- [Request]:
Reproduce every line of the material below, but drop the pictures.

"""

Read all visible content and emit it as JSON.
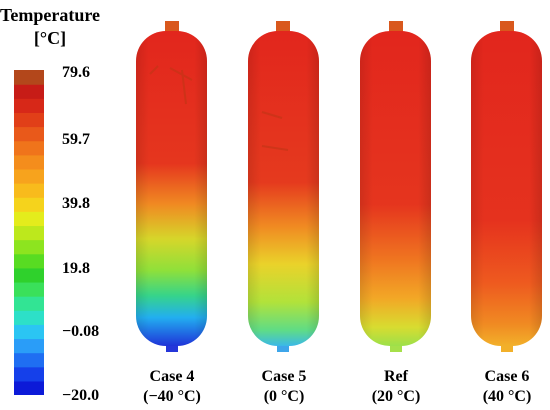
{
  "legend": {
    "title_line1": "Temperature",
    "title_line2": "[°C]",
    "ticks": [
      "79.6",
      "59.7",
      "39.8",
      "19.8",
      "−0.08",
      "−20.0"
    ],
    "colors": [
      "#0c1ad8",
      "#1540ea",
      "#1f6ef2",
      "#2a9df8",
      "#2bc5f3",
      "#2de0c8",
      "#32e494",
      "#3ae05a",
      "#2fd12c",
      "#58dc22",
      "#8de41f",
      "#bde81c",
      "#e4ec1c",
      "#f5d31c",
      "#f8bb1c",
      "#f7a31d",
      "#f48d1c",
      "#f0741b",
      "#e9591a",
      "#e13f18",
      "#d72818",
      "#c71c17",
      "#b3471b"
    ]
  },
  "tanks": [
    {
      "label_line1": "Case 4",
      "label_line2": "(−40 °C)"
    },
    {
      "label_line1": "Case 5",
      "label_line2": "(0 °C)"
    },
    {
      "label_line1": "Ref",
      "label_line2": "(20 °C)"
    },
    {
      "label_line1": "Case 6",
      "label_line2": "(40 °C)"
    }
  ]
}
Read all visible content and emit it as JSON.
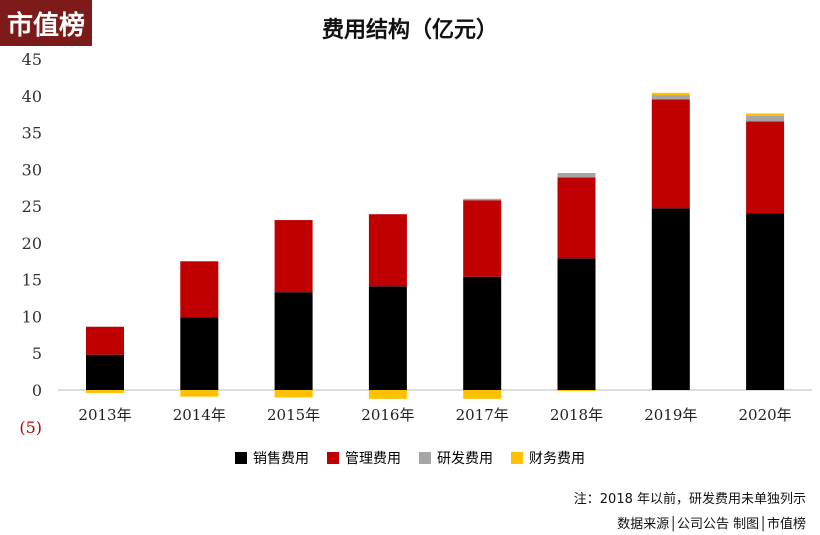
{
  "logo": "市值榜",
  "chart_data": {
    "type": "bar",
    "stacked": true,
    "title": "费用结构（亿元）",
    "categories": [
      "2013年",
      "2014年",
      "2015年",
      "2016年",
      "2017年",
      "2018年",
      "2019年",
      "2020年"
    ],
    "series": [
      {
        "name": "销售费用",
        "color": "#000000",
        "values": [
          4.8,
          9.9,
          13.3,
          14.1,
          15.4,
          17.9,
          24.7,
          24.0
        ]
      },
      {
        "name": "管理费用",
        "color": "#c00000",
        "values": [
          3.8,
          7.6,
          9.8,
          9.8,
          10.4,
          11.0,
          14.8,
          12.5
        ]
      },
      {
        "name": "研发费用",
        "color": "#a6a6a6",
        "values": [
          0,
          0,
          0,
          0,
          0.2,
          0.6,
          0.6,
          0.8
        ]
      },
      {
        "name": "财务费用",
        "color": "#ffc000",
        "values": [
          -0.4,
          -0.9,
          -1.0,
          -1.2,
          -1.2,
          -0.1,
          0.3,
          0.3
        ]
      }
    ],
    "yticks": [
      "45",
      "40",
      "35",
      "30",
      "25",
      "20",
      "15",
      "10",
      "5",
      "0",
      "(5)"
    ],
    "ylim": [
      -5,
      45
    ],
    "legend": "bottom",
    "grid": false
  },
  "note": "注：2018 年以前，研发费用未单独列示",
  "source": "数据来源│公司公告  制图│市值榜"
}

"""

- [Solved exercise]:
Read all visible content and emit it as JSON.
{
  "legend": {
    "title_line1": "Temperature",
    "title_line2": "[°C]",
    "ticks": [
      "79.6",
      "59.7",
      "39.8",
      "19.8",
      "−0.08",
      "−20.0"
    ],
    "colors": [
      "#0c1ad8",
      "#1540ea",
      "#1f6ef2",
      "#2a9df8",
      "#2bc5f3",
      "#2de0c8",
      "#32e494",
      "#3ae05a",
      "#2fd12c",
      "#58dc22",
      "#8de41f",
      "#bde81c",
      "#e4ec1c",
      "#f5d31c",
      "#f8bb1c",
      "#f7a31d",
      "#f48d1c",
      "#f0741b",
      "#e9591a",
      "#e13f18",
      "#d72818",
      "#c71c17",
      "#b3471b"
    ]
  },
  "tanks": [
    {
      "label_line1": "Case 4",
      "label_line2": "(−40 °C)"
    },
    {
      "label_line1": "Case 5",
      "label_line2": "(0 °C)"
    },
    {
      "label_line1": "Ref",
      "label_line2": "(20 °C)"
    },
    {
      "label_line1": "Case 6",
      "label_line2": "(40 °C)"
    }
  ]
}
Read all visible content and emit it as JSON.
{
  "logo": "市值榜",
  "chart_data": {
    "type": "bar",
    "stacked": true,
    "title": "费用结构（亿元）",
    "categories": [
      "2013年",
      "2014年",
      "2015年",
      "2016年",
      "2017年",
      "2018年",
      "2019年",
      "2020年"
    ],
    "series": [
      {
        "name": "销售费用",
        "color": "#000000",
        "values": [
          4.8,
          9.9,
          13.3,
          14.1,
          15.4,
          17.9,
          24.7,
          24.0
        ]
      },
      {
        "name": "管理费用",
        "color": "#c00000",
        "values": [
          3.8,
          7.6,
          9.8,
          9.8,
          10.4,
          11.0,
          14.8,
          12.5
        ]
      },
      {
        "name": "研发费用",
        "color": "#a6a6a6",
        "values": [
          0,
          0,
          0,
          0,
          0.2,
          0.6,
          0.6,
          0.8
        ]
      },
      {
        "name": "财务费用",
        "color": "#ffc000",
        "values": [
          -0.4,
          -0.9,
          -1.0,
          -1.2,
          -1.2,
          -0.1,
          0.3,
          0.3
        ]
      }
    ],
    "yticks": [
      "45",
      "40",
      "35",
      "30",
      "25",
      "20",
      "15",
      "10",
      "5",
      "0",
      "(5)"
    ],
    "ylim": [
      -5,
      45
    ],
    "legend": "bottom",
    "grid": false
  },
  "note": "注：2018 年以前，研发费用未单独列示",
  "source": "数据来源│公司公告  制图│市值榜"
}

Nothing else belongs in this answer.